Extract all data as written.

━━━ Data section

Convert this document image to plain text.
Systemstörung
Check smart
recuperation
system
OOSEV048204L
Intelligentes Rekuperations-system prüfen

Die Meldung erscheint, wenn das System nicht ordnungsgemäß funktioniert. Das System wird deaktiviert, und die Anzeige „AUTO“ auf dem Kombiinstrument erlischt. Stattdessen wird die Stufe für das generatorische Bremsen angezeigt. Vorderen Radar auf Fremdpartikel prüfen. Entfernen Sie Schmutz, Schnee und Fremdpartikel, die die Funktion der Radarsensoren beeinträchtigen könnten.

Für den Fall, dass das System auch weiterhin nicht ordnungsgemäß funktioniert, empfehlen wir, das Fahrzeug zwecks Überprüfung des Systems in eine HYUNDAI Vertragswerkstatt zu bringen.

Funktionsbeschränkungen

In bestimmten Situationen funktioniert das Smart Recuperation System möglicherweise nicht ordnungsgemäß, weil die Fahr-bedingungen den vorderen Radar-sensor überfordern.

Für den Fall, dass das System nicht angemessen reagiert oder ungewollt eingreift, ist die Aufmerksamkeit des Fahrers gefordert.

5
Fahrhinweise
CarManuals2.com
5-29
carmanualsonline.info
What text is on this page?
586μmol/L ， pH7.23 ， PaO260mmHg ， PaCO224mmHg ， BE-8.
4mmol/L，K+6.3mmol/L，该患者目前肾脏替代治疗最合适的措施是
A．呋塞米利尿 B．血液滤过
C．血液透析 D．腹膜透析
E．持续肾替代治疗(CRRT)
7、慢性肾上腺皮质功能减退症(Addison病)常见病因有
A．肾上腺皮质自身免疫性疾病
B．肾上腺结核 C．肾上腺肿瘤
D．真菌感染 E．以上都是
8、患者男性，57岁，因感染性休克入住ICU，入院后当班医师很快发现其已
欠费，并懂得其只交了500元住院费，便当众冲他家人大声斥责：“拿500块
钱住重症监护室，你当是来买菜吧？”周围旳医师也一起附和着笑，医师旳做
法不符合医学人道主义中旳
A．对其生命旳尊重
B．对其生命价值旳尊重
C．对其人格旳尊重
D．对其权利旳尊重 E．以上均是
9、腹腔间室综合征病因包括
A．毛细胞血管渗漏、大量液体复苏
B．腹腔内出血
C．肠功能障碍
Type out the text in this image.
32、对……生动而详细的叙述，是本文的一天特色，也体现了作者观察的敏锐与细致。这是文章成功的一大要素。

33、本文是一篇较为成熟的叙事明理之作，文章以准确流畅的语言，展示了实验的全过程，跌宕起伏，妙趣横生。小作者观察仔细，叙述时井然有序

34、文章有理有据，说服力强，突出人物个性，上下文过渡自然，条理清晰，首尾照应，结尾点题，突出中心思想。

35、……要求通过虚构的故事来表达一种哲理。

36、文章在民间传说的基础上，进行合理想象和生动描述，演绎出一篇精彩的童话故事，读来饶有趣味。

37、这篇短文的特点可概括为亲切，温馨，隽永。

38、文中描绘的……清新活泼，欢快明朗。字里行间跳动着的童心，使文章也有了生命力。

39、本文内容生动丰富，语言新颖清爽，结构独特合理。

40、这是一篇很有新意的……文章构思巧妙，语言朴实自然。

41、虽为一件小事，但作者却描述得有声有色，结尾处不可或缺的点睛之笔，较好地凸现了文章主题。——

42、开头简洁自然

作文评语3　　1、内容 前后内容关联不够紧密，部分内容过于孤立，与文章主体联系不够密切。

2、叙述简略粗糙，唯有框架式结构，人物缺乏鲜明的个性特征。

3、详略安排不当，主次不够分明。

━━━━━━

__The completed task__:
Convert this document image to plain text.
Systemstörung
Check smart
recuperation
system
OOSEV048204L
Intelligentes Rekuperations-system prüfen

Die Meldung erscheint, wenn das System nicht ordnungsgemäß funktioniert. Das System wird deaktiviert, und die Anzeige „AUTO“ auf dem Kombiinstrument erlischt. Stattdessen wird die Stufe für das generatorische Bremsen angezeigt. Vorderen Radar auf Fremdpartikel prüfen. Entfernen Sie Schmutz, Schnee und Fremdpartikel, die die Funktion der Radarsensoren beeinträchtigen könnten.

Für den Fall, dass das System auch weiterhin nicht ordnungsgemäß funktioniert, empfehlen wir, das Fahrzeug zwecks Überprüfung des Systems in eine HYUNDAI Vertragswerkstatt zu bringen.

Funktionsbeschränkungen

In bestimmten Situationen funktioniert das Smart Recuperation System möglicherweise nicht ordnungsgemäß, weil die Fahr-bedingungen den vorderen Radar-sensor überfordern.

Für den Fall, dass das System nicht angemessen reagiert oder ungewollt eingreift, ist die Aufmerksamkeit des Fahrers gefordert.

5
Fahrhinweise
CarManuals2.com
5-29
carmanualsonline.info
What text is on this page?
586μmol/L ， pH7.23 ， PaO260mmHg ， PaCO224mmHg ， BE-8.
4mmol/L，K+6.3mmol/L，该患者目前肾脏替代治疗最合适的措施是
A．呋塞米利尿 B．血液滤过
C．血液透析 D．腹膜透析
E．持续肾替代治疗(CRRT)
7、慢性肾上腺皮质功能减退症(Addison病)常见病因有
A．肾上腺皮质自身免疫性疾病
B．肾上腺结核 C．肾上腺肿瘤
D．真菌感染 E．以上都是
8、患者男性，57岁，因感染性休克入住ICU，入院后当班医师很快发现其已
欠费，并懂得其只交了500元住院费，便当众冲他家人大声斥责：“拿500块
钱住重症监护室，你当是来买菜吧？”周围旳医师也一起附和着笑，医师旳做
法不符合医学人道主义中旳
A．对其生命旳尊重
B．对其生命价值旳尊重
C．对其人格旳尊重
D．对其权利旳尊重 E．以上均是
9、腹腔间室综合征病因包括
A．毛细胞血管渗漏、大量液体复苏
B．腹腔内出血
C．肠功能障碍
Type out the text in this image.
32、对……生动而详细的叙述，是本文的一天特色，也体现了作者观察的敏锐与细致。这是文章成功的一大要素。

33、本文是一篇较为成熟的叙事明理之作，文章以准确流畅的语言，展示了实验的全过程，跌宕起伏，妙趣横生。小作者观察仔细，叙述时井然有序

34、文章有理有据，说服力强，突出人物个性，上下文过渡自然，条理清晰，首尾照应，结尾点题，突出中心思想。

35、……要求通过虚构的故事来表达一种哲理。

36、文章在民间传说的基础上，进行合理想象和生动描述，演绎出一篇精彩的童话故事，读来饶有趣味。

37、这篇短文的特点可概括为亲切，温馨，隽永。

38、文中描绘的……清新活泼，欢快明朗。字里行间跳动着的童心，使文章也有了生命力。

39、本文内容生动丰富，语言新颖清爽，结构独特合理。

40、这是一篇很有新意的……文章构思巧妙，语言朴实自然。

41、虽为一件小事，但作者却描述得有声有色，结尾处不可或缺的点睛之笔，较好地凸现了文章主题。——

42、开头简洁自然

作文评语3　　1、内容 前后内容关联不够紧密，部分内容过于孤立，与文章主体联系不够密切。

2、叙述简略粗糙，唯有框架式结构，人物缺乏鲜明的个性特征。

3、详略安排不当，主次不够分明。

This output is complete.